- [EXERCISE OBJECTIVE]: Identify the lines holding "minmax" and copy them.

______________________________

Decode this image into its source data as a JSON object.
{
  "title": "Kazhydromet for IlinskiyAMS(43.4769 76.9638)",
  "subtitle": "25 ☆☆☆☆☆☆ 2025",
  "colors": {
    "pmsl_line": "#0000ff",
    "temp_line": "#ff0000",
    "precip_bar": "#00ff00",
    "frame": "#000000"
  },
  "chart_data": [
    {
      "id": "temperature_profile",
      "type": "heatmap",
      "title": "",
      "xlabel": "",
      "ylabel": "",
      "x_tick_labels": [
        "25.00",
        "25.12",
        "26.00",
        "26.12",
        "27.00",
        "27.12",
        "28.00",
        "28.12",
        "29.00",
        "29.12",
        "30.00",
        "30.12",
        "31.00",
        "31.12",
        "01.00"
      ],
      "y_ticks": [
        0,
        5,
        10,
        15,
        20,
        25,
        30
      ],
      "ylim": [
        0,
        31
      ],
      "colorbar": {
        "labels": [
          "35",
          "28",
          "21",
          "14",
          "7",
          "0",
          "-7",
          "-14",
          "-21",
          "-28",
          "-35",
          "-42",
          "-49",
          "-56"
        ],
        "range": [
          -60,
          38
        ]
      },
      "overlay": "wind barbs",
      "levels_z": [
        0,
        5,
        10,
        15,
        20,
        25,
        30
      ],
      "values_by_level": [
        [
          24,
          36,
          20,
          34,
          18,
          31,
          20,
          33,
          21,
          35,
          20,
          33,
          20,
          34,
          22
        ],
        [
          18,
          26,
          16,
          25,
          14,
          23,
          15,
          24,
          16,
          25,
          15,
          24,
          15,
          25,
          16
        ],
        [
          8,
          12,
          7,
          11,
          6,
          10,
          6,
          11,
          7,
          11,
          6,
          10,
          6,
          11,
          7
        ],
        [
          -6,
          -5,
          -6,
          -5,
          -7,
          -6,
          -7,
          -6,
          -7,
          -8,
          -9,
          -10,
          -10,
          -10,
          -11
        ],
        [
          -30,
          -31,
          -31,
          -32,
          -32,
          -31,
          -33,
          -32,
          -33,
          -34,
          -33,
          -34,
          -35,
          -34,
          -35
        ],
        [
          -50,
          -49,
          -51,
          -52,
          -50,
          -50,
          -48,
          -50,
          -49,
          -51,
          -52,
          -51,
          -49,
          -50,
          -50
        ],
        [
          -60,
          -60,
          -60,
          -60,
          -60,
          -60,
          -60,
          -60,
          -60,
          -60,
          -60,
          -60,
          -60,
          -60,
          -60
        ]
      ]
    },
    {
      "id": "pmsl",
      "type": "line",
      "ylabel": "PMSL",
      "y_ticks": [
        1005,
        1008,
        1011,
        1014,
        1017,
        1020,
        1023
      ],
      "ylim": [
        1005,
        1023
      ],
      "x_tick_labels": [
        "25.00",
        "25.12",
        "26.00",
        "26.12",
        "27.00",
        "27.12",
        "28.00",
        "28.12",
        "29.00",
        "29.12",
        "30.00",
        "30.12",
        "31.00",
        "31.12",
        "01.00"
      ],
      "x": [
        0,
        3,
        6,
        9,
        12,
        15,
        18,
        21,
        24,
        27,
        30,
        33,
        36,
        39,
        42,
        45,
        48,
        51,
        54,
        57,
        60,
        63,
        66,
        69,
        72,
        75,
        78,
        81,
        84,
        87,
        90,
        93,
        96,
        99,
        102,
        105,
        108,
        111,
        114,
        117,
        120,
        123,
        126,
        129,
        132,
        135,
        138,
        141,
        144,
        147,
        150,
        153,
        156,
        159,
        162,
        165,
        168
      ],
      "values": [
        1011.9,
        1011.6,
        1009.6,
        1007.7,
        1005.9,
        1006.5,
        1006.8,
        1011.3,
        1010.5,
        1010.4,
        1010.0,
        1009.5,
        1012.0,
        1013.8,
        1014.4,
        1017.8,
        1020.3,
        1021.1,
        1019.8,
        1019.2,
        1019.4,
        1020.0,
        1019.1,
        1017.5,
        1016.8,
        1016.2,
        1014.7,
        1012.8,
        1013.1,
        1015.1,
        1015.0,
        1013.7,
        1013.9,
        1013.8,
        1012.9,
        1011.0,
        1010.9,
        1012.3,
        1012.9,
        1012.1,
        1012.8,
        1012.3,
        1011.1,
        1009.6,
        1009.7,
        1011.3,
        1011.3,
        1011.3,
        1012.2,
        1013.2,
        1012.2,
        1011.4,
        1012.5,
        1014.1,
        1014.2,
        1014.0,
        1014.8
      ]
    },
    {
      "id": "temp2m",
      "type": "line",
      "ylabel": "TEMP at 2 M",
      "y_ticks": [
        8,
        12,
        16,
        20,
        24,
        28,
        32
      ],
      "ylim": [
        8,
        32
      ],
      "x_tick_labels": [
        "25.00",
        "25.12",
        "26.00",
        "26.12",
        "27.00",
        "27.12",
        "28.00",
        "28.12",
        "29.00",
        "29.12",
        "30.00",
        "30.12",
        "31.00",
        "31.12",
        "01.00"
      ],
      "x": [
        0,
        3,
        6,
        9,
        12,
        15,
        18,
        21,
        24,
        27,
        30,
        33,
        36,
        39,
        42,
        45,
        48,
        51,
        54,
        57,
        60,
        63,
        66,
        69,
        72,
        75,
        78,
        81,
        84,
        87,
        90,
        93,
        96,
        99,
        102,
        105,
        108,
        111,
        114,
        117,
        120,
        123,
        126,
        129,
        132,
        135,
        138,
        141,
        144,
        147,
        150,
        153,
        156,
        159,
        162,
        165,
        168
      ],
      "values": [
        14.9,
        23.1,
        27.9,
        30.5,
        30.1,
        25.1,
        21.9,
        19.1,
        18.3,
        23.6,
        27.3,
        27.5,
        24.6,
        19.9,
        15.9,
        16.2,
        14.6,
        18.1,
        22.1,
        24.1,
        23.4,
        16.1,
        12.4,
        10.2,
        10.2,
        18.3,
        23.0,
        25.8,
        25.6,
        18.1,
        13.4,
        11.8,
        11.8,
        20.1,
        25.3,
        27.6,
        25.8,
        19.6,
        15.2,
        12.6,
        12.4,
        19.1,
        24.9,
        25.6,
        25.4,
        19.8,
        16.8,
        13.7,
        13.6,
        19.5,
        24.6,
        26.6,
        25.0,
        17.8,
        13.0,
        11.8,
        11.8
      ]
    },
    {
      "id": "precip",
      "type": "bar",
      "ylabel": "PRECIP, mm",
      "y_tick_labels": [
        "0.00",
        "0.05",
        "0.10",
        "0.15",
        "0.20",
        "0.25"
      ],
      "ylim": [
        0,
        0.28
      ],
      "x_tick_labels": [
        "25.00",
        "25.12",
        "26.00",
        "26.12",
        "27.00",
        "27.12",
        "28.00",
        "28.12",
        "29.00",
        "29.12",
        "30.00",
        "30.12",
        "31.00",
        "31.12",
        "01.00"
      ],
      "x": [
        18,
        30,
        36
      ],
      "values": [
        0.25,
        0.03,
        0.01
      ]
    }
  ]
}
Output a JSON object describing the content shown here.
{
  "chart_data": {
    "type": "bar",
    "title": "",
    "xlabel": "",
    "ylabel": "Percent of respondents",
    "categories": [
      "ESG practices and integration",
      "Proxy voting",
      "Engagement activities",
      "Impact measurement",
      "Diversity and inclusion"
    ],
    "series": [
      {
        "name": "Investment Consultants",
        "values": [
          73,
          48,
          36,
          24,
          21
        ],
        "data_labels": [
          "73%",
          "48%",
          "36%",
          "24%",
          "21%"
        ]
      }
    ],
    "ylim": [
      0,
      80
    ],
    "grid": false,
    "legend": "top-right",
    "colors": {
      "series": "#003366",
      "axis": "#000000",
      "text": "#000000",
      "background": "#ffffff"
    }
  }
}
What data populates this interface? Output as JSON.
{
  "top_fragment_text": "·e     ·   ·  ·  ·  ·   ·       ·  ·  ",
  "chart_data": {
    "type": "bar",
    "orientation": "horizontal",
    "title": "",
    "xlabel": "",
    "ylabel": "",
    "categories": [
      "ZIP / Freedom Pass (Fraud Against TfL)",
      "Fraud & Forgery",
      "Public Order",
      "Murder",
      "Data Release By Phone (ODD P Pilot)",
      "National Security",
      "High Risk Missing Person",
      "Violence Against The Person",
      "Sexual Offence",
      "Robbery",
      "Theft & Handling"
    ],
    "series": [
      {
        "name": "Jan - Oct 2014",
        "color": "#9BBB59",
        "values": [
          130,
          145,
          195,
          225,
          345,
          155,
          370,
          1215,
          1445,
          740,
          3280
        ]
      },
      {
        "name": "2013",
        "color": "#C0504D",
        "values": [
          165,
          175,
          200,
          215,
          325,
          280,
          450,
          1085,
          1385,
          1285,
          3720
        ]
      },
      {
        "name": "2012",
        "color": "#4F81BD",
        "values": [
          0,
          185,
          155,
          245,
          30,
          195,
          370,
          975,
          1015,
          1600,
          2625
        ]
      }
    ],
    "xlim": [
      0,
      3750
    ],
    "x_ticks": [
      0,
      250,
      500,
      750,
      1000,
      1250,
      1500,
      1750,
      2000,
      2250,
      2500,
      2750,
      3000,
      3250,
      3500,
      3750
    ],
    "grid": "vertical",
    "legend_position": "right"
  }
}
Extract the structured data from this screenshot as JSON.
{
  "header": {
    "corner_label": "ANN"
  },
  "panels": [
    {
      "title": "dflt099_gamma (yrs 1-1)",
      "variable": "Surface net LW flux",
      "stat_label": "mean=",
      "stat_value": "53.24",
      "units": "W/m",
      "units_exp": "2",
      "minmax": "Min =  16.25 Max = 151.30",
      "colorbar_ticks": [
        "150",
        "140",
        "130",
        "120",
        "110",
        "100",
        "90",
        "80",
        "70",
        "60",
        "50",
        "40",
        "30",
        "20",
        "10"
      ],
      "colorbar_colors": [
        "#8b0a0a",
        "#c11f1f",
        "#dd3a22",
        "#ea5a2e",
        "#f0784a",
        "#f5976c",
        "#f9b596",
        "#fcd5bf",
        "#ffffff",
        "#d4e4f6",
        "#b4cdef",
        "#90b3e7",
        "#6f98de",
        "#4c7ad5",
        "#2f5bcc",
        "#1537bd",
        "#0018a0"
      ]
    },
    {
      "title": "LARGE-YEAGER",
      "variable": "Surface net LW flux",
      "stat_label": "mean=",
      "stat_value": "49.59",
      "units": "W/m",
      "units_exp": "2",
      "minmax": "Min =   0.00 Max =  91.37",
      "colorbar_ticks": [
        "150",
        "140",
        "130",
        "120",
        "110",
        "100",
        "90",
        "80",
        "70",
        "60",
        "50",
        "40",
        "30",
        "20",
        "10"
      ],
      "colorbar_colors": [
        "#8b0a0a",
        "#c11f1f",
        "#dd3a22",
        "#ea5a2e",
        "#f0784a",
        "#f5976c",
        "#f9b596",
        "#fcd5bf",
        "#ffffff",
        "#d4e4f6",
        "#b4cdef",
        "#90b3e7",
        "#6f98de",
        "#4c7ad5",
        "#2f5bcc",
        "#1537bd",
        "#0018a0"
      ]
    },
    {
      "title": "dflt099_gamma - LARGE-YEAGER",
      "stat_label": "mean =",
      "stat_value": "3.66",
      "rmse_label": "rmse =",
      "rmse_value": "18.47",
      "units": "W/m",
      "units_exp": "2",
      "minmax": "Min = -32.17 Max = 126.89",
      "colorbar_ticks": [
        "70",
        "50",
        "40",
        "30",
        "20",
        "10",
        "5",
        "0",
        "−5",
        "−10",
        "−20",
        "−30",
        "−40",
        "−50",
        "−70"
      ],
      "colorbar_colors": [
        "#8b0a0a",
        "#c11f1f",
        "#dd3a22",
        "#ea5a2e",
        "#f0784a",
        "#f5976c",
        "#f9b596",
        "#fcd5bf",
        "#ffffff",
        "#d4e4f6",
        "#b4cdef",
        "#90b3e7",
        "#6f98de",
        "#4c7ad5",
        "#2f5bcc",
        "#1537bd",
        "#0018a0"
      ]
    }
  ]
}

______________________________

- [FINISHED EXERCISE]:
      "minmax": "Min =  16.25 Max = 151.30",
      "minmax": "Min =   0.00 Max =  91.37",
      "minmax": "Min = -32.17 Max = 126.89",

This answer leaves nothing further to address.